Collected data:
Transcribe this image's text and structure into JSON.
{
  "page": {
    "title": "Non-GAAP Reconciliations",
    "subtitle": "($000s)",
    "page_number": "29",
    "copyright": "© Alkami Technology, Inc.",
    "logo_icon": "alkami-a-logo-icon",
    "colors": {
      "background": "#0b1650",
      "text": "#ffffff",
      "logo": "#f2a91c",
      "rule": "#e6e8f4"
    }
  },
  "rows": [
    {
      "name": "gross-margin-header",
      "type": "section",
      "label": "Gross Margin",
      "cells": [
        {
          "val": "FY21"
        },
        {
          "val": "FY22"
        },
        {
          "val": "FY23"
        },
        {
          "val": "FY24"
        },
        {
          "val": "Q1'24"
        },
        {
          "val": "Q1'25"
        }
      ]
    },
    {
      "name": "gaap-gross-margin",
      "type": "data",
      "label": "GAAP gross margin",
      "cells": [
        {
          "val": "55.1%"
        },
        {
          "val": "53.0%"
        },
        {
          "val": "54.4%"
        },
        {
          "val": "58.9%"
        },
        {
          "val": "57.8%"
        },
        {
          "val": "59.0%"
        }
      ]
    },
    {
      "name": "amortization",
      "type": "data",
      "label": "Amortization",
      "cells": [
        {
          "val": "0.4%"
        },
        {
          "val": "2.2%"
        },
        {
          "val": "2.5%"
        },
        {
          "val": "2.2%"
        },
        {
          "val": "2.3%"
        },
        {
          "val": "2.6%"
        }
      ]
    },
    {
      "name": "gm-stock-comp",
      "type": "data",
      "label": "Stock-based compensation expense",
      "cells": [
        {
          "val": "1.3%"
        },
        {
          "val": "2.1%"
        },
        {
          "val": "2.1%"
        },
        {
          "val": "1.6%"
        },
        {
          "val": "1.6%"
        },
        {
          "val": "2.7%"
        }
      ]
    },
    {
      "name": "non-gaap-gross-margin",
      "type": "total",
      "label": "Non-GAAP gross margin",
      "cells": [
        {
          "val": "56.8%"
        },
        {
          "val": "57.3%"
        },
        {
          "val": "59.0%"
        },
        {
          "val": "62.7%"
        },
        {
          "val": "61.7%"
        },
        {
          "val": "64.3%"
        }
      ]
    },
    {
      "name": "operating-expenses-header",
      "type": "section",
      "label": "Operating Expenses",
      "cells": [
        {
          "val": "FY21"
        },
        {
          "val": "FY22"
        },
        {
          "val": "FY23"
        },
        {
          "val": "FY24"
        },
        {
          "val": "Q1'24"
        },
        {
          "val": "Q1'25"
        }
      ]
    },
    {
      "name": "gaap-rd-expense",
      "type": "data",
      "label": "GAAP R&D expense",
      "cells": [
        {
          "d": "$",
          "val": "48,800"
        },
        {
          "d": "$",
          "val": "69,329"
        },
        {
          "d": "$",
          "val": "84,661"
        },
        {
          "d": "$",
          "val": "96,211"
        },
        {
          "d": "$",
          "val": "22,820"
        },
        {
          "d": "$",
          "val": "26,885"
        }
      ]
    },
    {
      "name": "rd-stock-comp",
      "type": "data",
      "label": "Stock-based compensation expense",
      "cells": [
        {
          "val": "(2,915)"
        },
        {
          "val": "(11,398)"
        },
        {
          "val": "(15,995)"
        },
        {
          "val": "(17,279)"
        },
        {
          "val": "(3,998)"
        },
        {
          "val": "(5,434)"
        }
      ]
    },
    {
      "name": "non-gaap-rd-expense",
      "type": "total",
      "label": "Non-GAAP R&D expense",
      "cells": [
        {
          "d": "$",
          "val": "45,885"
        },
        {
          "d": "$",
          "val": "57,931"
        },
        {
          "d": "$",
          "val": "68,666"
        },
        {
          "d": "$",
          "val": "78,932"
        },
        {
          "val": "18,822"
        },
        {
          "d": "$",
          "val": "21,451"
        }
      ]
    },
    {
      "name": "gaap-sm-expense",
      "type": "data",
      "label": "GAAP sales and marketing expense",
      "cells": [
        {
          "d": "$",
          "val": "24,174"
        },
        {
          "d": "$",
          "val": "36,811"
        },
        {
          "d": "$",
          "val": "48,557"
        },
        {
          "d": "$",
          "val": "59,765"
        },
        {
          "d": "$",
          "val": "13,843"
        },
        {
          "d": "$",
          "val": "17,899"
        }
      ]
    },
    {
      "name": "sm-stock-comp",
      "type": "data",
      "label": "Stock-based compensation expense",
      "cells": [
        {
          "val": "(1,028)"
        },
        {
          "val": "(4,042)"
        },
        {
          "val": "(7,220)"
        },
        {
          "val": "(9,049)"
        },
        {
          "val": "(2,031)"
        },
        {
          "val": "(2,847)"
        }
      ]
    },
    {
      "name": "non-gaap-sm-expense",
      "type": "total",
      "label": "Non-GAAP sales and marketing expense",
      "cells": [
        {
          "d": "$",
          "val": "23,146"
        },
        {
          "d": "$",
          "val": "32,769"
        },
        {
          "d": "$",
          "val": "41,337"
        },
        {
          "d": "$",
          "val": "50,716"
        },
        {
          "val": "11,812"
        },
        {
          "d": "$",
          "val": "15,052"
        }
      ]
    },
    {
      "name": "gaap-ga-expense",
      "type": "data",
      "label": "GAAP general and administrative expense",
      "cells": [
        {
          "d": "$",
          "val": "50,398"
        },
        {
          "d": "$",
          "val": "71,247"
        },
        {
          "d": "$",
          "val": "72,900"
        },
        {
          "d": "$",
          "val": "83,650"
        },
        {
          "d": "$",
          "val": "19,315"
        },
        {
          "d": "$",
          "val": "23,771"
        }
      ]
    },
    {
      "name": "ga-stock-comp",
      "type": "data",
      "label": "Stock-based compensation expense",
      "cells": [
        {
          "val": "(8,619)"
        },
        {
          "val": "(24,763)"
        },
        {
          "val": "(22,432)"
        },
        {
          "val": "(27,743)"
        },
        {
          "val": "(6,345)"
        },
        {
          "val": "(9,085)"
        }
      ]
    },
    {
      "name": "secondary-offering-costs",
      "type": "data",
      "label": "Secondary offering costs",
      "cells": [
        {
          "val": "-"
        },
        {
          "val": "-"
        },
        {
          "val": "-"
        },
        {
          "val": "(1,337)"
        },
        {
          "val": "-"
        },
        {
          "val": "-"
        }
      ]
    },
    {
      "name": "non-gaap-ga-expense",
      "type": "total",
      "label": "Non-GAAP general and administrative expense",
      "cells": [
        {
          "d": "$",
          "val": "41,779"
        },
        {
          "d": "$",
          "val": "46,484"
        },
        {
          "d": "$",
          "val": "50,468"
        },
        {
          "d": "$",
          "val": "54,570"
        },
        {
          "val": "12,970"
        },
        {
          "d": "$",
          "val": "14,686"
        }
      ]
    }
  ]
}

TASK ::
Output the records exactly, including every line.

SOLUTION FOR THIS PROBLEM ::
Transcribe this image's text and structure into JSON.
{
  "page": {
    "title": "Non-GAAP Reconciliations",
    "subtitle": "($000s)",
    "page_number": "29",
    "copyright": "© Alkami Technology, Inc.",
    "logo_icon": "alkami-a-logo-icon",
    "colors": {
      "background": "#0b1650",
      "text": "#ffffff",
      "logo": "#f2a91c",
      "rule": "#e6e8f4"
    }
  },
  "rows": [
    {
      "name": "gross-margin-header",
      "type": "section",
      "label": "Gross Margin",
      "cells": [
        {
          "val": "FY21"
        },
        {
          "val": "FY22"
        },
        {
          "val": "FY23"
        },
        {
          "val": "FY24"
        },
        {
          "val": "Q1'24"
        },
        {
          "val": "Q1'25"
        }
      ]
    },
    {
      "name": "gaap-gross-margin",
      "type": "data",
      "label": "GAAP gross margin",
      "cells": [
        {
          "val": "55.1%"
        },
        {
          "val": "53.0%"
        },
        {
          "val": "54.4%"
        },
        {
          "val": "58.9%"
        },
        {
          "val": "57.8%"
        },
        {
          "val": "59.0%"
        }
      ]
    },
    {
      "name": "amortization",
      "type": "data",
      "label": "Amortization",
      "cells": [
        {
          "val": "0.4%"
        },
        {
          "val": "2.2%"
        },
        {
          "val": "2.5%"
        },
        {
          "val": "2.2%"
        },
        {
          "val": "2.3%"
        },
        {
          "val": "2.6%"
        }
      ]
    },
    {
      "name": "gm-stock-comp",
      "type": "data",
      "label": "Stock-based compensation expense",
      "cells": [
        {
          "val": "1.3%"
        },
        {
          "val": "2.1%"
        },
        {
          "val": "2.1%"
        },
        {
          "val": "1.6%"
        },
        {
          "val": "1.6%"
        },
        {
          "val": "2.7%"
        }
      ]
    },
    {
      "name": "non-gaap-gross-margin",
      "type": "total",
      "label": "Non-GAAP gross margin",
      "cells": [
        {
          "val": "56.8%"
        },
        {
          "val": "57.3%"
        },
        {
          "val": "59.0%"
        },
        {
          "val": "62.7%"
        },
        {
          "val": "61.7%"
        },
        {
          "val": "64.3%"
        }
      ]
    },
    {
      "name": "operating-expenses-header",
      "type": "section",
      "label": "Operating Expenses",
      "cells": [
        {
          "val": "FY21"
        },
        {
          "val": "FY22"
        },
        {
          "val": "FY23"
        },
        {
          "val": "FY24"
        },
        {
          "val": "Q1'24"
        },
        {
          "val": "Q1'25"
        }
      ]
    },
    {
      "name": "gaap-rd-expense",
      "type": "data",
      "label": "GAAP R&D expense",
      "cells": [
        {
          "d": "$",
          "val": "48,800"
        },
        {
          "d": "$",
          "val": "69,329"
        },
        {
          "d": "$",
          "val": "84,661"
        },
        {
          "d": "$",
          "val": "96,211"
        },
        {
          "d": "$",
          "val": "22,820"
        },
        {
          "d": "$",
          "val": "26,885"
        }
      ]
    },
    {
      "name": "rd-stock-comp",
      "type": "data",
      "label": "Stock-based compensation expense",
      "cells": [
        {
          "val": "(2,915)"
        },
        {
          "val": "(11,398)"
        },
        {
          "val": "(15,995)"
        },
        {
          "val": "(17,279)"
        },
        {
          "val": "(3,998)"
        },
        {
          "val": "(5,434)"
        }
      ]
    },
    {
      "name": "non-gaap-rd-expense",
      "type": "total",
      "label": "Non-GAAP R&D expense",
      "cells": [
        {
          "d": "$",
          "val": "45,885"
        },
        {
          "d": "$",
          "val": "57,931"
        },
        {
          "d": "$",
          "val": "68,666"
        },
        {
          "d": "$",
          "val": "78,932"
        },
        {
          "val": "18,822"
        },
        {
          "d": "$",
          "val": "21,451"
        }
      ]
    },
    {
      "name": "gaap-sm-expense",
      "type": "data",
      "label": "GAAP sales and marketing expense",
      "cells": [
        {
          "d": "$",
          "val": "24,174"
        },
        {
          "d": "$",
          "val": "36,811"
        },
        {
          "d": "$",
          "val": "48,557"
        },
        {
          "d": "$",
          "val": "59,765"
        },
        {
          "d": "$",
          "val": "13,843"
        },
        {
          "d": "$",
          "val": "17,899"
        }
      ]
    },
    {
      "name": "sm-stock-comp",
      "type": "data",
      "label": "Stock-based compensation expense",
      "cells": [
        {
          "val": "(1,028)"
        },
        {
          "val": "(4,042)"
        },
        {
          "val": "(7,220)"
        },
        {
          "val": "(9,049)"
        },
        {
          "val": "(2,031)"
        },
        {
          "val": "(2,847)"
        }
      ]
    },
    {
      "name": "non-gaap-sm-expense",
      "type": "total",
      "label": "Non-GAAP sales and marketing expense",
      "cells": [
        {
          "d": "$",
          "val": "23,146"
        },
        {
          "d": "$",
          "val": "32,769"
        },
        {
          "d": "$",
          "val": "41,337"
        },
        {
          "d": "$",
          "val": "50,716"
        },
        {
          "val": "11,812"
        },
        {
          "d": "$",
          "val": "15,052"
        }
      ]
    },
    {
      "name": "gaap-ga-expense",
      "type": "data",
      "label": "GAAP general and administrative expense",
      "cells": [
        {
          "d": "$",
          "val": "50,398"
        },
        {
          "d": "$",
          "val": "71,247"
        },
        {
          "d": "$",
          "val": "72,900"
        },
        {
          "d": "$",
          "val": "83,650"
        },
        {
          "d": "$",
          "val": "19,315"
        },
        {
          "d": "$",
          "val": "23,771"
        }
      ]
    },
    {
      "name": "ga-stock-comp",
      "type": "data",
      "label": "Stock-based compensation expense",
      "cells": [
        {
          "val": "(8,619)"
        },
        {
          "val": "(24,763)"
        },
        {
          "val": "(22,432)"
        },
        {
          "val": "(27,743)"
        },
        {
          "val": "(6,345)"
        },
        {
          "val": "(9,085)"
        }
      ]
    },
    {
      "name": "secondary-offering-costs",
      "type": "data",
      "label": "Secondary offering costs",
      "cells": [
        {
          "val": "-"
        },
        {
          "val": "-"
        },
        {
          "val": "-"
        },
        {
          "val": "(1,337)"
        },
        {
          "val": "-"
        },
        {
          "val": "-"
        }
      ]
    },
    {
      "name": "non-gaap-ga-expense",
      "type": "total",
      "label": "Non-GAAP general and administrative expense",
      "cells": [
        {
          "d": "$",
          "val": "41,779"
        },
        {
          "d": "$",
          "val": "46,484"
        },
        {
          "d": "$",
          "val": "50,468"
        },
        {
          "d": "$",
          "val": "54,570"
        },
        {
          "val": "12,970"
        },
        {
          "d": "$",
          "val": "14,686"
        }
      ]
    }
  ]
}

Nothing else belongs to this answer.